Rewrite the records as a numbered list, from the first line through the line containing "data-point — [564, 283, 575, 293]", inclusive. Leave out any blank lines.

======== Data for processing ========

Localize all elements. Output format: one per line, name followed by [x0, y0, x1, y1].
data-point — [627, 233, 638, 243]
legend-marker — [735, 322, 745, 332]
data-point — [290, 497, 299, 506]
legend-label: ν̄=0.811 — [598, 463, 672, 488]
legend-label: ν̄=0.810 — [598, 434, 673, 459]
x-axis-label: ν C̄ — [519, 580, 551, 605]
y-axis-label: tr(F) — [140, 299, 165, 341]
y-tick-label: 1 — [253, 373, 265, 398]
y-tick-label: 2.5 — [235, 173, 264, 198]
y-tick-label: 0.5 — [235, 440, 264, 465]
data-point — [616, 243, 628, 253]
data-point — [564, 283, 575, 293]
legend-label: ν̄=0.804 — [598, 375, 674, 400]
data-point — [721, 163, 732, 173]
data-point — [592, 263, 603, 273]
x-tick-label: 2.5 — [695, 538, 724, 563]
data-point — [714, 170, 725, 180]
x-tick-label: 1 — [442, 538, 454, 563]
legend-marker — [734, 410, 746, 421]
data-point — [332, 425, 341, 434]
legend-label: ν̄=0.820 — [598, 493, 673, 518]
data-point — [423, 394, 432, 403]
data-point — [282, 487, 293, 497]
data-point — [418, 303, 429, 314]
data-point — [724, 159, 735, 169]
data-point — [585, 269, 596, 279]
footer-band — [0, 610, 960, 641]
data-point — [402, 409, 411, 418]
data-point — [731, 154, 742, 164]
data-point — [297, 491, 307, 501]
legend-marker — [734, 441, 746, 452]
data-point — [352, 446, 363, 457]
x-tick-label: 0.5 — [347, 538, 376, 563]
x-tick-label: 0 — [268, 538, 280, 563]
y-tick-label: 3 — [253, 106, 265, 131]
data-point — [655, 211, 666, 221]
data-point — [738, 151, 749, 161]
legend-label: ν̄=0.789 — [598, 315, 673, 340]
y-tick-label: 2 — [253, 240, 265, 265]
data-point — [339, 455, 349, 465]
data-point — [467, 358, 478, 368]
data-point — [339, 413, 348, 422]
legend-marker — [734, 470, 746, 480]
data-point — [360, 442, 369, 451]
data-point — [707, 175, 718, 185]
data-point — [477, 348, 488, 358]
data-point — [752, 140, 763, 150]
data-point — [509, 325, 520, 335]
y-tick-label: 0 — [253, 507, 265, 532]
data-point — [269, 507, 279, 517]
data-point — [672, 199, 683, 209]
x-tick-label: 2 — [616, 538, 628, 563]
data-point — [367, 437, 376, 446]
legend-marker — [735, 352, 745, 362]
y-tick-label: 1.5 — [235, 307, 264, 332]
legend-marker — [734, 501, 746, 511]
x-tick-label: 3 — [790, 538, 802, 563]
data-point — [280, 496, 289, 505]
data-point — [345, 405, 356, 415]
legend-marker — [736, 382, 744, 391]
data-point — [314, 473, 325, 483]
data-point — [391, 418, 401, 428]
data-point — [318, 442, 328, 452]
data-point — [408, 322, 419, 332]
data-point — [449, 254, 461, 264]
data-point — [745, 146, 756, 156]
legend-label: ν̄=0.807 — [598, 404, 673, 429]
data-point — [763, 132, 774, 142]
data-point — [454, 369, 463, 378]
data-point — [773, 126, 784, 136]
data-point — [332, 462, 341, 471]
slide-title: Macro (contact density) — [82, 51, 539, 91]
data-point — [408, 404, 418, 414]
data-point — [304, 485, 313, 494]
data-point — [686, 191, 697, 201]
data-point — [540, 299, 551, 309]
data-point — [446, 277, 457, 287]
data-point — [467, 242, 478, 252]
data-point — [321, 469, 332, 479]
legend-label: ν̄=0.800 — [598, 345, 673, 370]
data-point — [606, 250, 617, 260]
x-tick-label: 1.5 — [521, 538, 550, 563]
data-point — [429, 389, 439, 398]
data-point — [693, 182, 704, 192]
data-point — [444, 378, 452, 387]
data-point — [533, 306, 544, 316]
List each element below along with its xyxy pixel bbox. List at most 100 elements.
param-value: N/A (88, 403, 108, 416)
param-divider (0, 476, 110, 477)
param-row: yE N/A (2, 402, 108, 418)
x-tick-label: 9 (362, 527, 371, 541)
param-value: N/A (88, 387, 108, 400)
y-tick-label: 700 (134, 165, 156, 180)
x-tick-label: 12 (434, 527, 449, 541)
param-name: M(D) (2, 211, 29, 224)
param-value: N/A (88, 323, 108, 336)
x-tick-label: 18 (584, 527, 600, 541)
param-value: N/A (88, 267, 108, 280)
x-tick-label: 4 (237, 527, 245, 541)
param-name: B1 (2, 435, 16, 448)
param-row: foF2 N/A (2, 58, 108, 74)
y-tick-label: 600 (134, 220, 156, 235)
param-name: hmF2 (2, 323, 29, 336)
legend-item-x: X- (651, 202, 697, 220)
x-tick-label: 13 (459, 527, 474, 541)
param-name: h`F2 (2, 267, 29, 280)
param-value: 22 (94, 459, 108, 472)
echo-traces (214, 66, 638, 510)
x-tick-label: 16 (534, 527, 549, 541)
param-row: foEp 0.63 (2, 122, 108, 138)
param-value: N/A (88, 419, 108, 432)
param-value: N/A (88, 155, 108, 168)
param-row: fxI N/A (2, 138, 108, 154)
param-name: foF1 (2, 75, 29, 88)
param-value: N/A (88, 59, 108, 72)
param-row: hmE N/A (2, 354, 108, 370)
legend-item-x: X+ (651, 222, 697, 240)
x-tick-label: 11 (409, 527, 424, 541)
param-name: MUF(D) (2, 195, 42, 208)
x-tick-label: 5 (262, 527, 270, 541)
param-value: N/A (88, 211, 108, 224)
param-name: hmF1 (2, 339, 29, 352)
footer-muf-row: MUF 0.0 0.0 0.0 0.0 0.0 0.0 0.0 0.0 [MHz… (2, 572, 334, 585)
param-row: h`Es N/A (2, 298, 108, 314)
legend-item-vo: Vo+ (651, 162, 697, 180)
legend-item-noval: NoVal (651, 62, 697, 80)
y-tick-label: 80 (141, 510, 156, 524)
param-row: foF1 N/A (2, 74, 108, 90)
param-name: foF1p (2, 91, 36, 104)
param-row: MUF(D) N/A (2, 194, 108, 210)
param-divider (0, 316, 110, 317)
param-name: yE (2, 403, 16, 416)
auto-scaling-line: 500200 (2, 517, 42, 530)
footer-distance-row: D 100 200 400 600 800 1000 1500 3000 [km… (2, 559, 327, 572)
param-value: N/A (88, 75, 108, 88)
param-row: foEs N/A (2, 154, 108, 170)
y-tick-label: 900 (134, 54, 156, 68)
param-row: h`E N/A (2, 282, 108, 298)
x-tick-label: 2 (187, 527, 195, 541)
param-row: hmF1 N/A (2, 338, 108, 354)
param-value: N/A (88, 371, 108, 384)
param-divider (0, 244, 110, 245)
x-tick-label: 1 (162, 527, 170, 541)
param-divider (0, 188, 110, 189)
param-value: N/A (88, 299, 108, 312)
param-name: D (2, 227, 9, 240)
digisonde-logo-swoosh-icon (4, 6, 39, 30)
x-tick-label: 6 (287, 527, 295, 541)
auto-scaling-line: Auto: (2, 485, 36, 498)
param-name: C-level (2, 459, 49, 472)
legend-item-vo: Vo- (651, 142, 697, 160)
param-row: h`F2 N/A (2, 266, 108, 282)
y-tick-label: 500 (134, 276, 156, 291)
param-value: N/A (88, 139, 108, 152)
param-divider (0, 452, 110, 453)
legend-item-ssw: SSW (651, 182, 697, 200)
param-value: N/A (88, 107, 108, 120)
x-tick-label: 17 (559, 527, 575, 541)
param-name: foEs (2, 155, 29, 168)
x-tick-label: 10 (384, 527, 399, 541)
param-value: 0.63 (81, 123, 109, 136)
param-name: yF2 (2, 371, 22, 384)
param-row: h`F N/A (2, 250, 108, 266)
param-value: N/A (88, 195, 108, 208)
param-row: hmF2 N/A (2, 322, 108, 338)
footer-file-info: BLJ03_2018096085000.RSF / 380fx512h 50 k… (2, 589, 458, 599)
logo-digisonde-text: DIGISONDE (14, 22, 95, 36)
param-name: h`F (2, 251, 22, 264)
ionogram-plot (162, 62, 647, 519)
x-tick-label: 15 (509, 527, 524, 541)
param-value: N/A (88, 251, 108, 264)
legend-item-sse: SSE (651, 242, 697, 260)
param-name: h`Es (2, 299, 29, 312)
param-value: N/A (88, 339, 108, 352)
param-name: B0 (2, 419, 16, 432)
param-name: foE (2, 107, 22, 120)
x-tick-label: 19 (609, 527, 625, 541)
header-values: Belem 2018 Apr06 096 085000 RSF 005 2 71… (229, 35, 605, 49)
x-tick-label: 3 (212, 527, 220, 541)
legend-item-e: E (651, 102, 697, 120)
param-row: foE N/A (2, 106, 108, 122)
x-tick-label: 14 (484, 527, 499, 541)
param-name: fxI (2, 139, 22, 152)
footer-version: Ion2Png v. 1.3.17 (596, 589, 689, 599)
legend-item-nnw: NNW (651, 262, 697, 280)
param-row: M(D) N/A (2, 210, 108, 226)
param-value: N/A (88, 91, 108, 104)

========

* Answer for the task:
1. Localize all elements. Output format: one per line, name followed by [x0, y0, x1, y1].
2. data-point — [627, 233, 638, 243]
3. legend-marker — [735, 322, 745, 332]
4. data-point — [290, 497, 299, 506]
5. legend-label: ν̄=0.811 — [598, 463, 672, 488]
6. legend-label: ν̄=0.810 — [598, 434, 673, 459]
7. x-axis-label: ν C̄ — [519, 580, 551, 605]
8. y-axis-label: tr(F) — [140, 299, 165, 341]
9. y-tick-label: 1 — [253, 373, 265, 398]
10. y-tick-label: 2.5 — [235, 173, 264, 198]
11. y-tick-label: 0.5 — [235, 440, 264, 465]
12. data-point — [616, 243, 628, 253]
13. data-point — [564, 283, 575, 293]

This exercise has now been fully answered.